> CHALLENGE
In the records that follow, locate every line with "tagline" and extract it.

(Collected data)
○ ○ ○ ○ ○

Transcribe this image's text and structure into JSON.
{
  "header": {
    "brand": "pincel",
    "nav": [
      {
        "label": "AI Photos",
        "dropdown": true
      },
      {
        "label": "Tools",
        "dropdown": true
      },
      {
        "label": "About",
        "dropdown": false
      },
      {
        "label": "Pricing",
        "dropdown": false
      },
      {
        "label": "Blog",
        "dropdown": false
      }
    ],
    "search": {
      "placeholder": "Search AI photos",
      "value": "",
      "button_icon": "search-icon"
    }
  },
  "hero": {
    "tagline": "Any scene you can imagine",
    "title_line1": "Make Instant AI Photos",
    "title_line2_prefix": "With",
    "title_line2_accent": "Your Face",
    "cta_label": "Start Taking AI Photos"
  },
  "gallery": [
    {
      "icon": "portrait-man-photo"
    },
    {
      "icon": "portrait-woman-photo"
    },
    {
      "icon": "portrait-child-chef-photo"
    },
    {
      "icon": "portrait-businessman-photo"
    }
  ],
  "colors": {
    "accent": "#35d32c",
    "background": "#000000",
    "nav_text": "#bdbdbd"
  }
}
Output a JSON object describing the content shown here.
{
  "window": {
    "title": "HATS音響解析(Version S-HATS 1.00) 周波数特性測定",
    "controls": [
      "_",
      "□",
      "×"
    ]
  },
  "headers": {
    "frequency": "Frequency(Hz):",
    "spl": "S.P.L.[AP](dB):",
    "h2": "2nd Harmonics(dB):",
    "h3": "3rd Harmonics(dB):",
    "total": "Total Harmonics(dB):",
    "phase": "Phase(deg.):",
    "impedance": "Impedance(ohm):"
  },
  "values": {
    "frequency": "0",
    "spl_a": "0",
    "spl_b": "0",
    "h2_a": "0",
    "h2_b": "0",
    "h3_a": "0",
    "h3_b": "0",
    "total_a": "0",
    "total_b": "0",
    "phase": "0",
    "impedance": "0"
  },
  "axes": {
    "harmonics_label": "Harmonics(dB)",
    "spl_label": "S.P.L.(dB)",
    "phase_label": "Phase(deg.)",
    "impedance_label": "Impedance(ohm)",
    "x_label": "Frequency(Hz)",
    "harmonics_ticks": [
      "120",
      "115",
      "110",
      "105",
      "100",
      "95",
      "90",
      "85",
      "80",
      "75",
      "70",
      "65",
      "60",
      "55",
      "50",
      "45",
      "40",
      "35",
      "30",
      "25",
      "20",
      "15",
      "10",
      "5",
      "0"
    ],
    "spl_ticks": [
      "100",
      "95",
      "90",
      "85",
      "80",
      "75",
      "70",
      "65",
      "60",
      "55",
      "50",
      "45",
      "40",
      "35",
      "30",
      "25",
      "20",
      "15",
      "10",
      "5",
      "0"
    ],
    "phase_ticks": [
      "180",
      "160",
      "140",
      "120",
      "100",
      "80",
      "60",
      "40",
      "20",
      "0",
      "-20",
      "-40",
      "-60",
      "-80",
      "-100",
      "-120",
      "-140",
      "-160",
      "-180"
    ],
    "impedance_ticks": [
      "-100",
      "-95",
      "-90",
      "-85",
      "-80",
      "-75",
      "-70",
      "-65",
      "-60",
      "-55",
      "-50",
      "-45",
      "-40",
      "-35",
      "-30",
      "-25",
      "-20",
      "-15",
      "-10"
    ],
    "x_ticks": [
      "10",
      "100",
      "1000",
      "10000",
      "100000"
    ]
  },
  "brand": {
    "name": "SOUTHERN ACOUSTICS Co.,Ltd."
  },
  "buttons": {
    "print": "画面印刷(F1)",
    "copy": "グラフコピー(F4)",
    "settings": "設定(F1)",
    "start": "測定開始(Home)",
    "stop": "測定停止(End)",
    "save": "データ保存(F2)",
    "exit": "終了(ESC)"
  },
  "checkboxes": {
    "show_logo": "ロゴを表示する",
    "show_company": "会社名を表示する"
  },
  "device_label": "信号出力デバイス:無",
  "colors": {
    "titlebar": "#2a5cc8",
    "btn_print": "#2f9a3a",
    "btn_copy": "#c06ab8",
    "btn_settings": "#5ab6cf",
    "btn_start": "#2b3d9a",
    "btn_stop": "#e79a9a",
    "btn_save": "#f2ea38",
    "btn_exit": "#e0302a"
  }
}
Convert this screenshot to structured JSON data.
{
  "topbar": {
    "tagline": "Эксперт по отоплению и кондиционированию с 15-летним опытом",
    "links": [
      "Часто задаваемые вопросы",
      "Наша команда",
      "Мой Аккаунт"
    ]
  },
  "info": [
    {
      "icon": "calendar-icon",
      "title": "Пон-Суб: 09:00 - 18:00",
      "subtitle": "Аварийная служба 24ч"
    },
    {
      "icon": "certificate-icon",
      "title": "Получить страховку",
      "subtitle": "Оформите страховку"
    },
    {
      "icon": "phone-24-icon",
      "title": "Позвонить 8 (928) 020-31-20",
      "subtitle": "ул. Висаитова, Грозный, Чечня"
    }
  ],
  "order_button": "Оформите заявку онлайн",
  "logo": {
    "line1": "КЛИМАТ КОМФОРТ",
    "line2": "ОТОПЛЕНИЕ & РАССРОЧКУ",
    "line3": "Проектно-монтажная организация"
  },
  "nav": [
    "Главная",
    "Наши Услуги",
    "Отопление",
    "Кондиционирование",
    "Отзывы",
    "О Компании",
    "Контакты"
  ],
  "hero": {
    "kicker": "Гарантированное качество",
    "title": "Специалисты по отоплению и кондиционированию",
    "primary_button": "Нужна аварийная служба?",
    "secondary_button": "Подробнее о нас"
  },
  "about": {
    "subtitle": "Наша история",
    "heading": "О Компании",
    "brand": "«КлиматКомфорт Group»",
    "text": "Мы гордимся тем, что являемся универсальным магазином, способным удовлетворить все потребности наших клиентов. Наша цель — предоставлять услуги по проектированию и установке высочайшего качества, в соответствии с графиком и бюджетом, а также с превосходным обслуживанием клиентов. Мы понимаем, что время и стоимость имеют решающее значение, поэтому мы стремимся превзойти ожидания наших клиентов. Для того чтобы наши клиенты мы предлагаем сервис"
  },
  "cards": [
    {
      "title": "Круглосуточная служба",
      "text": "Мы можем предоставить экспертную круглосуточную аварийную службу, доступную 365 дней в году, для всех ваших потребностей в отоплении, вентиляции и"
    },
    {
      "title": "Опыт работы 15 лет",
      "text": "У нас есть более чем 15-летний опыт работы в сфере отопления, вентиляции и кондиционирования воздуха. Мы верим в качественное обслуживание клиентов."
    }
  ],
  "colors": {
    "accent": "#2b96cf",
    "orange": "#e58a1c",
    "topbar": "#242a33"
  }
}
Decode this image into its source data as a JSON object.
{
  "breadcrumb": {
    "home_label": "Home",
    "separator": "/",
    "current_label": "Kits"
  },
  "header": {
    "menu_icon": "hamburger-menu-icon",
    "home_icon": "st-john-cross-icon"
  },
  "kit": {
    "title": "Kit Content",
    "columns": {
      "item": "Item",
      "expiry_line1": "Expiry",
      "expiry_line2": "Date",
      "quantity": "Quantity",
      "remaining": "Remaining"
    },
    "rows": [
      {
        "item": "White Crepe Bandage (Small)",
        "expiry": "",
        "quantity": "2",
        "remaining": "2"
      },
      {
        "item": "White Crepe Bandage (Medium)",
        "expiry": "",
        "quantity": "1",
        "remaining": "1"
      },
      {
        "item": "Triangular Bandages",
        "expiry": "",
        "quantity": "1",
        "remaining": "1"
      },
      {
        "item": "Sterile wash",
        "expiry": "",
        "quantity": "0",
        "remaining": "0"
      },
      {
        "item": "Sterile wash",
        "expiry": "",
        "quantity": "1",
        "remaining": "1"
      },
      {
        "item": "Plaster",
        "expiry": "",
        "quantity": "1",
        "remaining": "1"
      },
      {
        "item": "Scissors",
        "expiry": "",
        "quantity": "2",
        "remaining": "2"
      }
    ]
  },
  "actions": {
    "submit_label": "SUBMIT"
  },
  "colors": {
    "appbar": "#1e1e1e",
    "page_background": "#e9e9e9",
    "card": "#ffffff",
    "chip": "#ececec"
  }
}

○ ○ ○ ○ ○

> EXPECTED ANSWER
    "tagline": "Any scene you can imagine",
    "tagline": "Эксперт по отоплению и кондиционированию с 15-летним опытом",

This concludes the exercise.